'''
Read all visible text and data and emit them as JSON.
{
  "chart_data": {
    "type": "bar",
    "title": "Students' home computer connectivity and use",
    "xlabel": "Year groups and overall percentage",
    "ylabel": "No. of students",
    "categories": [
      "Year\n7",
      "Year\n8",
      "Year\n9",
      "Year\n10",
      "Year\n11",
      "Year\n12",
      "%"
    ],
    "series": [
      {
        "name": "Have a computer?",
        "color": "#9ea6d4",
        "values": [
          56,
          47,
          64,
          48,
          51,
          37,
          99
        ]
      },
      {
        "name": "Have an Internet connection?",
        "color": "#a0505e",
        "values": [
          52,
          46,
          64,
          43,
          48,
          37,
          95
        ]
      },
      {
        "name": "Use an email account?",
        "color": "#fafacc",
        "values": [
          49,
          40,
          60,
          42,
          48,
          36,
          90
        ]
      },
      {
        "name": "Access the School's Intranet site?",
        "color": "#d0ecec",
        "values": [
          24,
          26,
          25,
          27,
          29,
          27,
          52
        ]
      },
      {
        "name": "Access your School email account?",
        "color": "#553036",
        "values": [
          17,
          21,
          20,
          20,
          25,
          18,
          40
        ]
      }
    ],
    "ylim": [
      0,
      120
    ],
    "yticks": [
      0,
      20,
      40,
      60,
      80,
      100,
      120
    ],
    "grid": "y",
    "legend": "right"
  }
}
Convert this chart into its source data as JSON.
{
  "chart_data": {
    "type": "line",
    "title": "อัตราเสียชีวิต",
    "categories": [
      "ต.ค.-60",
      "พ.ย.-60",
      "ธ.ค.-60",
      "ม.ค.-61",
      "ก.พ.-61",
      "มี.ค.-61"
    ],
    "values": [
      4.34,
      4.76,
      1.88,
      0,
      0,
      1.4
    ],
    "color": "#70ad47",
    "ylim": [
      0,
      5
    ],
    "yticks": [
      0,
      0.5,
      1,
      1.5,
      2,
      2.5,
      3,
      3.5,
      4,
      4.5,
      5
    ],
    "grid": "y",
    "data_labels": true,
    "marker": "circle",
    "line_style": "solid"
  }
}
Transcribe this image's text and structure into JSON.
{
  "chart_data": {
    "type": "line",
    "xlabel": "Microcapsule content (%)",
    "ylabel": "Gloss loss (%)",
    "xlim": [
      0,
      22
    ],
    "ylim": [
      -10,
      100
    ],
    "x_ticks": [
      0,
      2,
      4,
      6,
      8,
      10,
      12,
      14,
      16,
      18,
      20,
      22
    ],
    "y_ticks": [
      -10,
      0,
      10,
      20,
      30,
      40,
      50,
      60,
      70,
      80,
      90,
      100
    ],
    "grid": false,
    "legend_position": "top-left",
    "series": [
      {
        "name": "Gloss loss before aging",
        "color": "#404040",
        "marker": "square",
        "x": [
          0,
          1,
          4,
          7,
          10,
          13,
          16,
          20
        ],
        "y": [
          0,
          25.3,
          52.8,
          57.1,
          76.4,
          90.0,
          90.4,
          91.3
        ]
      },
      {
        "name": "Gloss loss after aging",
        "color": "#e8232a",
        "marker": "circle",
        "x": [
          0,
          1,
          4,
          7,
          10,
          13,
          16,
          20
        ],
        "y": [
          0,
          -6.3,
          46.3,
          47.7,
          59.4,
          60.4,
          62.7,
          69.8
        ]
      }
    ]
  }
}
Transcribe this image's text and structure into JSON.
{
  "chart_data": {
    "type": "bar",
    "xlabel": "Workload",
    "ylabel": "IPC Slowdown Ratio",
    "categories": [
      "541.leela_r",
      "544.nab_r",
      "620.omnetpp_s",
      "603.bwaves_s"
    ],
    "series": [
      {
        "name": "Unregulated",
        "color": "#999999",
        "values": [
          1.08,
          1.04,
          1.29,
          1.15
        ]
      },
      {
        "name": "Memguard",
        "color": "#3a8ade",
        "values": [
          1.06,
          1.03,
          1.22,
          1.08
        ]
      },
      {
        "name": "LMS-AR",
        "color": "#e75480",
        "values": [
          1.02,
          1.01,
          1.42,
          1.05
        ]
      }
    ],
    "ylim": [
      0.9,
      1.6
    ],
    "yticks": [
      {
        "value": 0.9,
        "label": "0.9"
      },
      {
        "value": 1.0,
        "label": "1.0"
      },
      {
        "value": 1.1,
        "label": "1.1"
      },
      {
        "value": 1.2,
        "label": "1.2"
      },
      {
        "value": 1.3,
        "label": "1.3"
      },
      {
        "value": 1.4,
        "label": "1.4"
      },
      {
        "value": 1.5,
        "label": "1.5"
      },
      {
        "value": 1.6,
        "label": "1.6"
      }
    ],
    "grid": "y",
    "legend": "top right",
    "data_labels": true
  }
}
'''
| Required task |
Find every line of the data that holds the string "email", then say how many there are and nothing else.

| Answer to the task |
2